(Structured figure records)
━━━━━━━━

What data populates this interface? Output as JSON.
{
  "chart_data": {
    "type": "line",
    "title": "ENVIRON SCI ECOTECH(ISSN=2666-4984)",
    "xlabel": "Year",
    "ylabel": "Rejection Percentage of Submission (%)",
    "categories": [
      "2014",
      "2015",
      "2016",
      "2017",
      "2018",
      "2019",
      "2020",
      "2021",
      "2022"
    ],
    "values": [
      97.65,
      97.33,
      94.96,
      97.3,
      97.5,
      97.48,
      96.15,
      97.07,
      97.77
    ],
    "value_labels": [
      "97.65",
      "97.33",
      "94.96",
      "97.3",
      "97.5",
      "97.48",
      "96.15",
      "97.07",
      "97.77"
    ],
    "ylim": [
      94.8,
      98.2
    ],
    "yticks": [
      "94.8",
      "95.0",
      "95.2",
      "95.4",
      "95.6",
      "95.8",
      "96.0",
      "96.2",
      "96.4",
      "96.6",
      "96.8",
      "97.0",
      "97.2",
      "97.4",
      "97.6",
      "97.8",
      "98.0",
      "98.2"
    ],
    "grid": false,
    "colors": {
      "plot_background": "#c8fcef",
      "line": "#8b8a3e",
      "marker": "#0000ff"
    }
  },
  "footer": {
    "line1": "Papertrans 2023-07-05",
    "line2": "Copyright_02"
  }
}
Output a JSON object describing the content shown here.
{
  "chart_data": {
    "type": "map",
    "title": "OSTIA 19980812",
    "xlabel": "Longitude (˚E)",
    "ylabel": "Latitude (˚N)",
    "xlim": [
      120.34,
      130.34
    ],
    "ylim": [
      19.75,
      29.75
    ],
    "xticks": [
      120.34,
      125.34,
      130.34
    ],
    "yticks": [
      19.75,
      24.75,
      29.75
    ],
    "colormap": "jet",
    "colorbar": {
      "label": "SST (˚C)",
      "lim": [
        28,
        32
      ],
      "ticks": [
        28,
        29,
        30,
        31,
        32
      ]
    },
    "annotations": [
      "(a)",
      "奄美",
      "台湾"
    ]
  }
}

━━━━━━━━

### Aim of the task
Look through the entries above and report each line where the string "Output" occurs.

### Exercise answer
What data populates this interface? Output as JSON.
Output a JSON object describing the content shown here.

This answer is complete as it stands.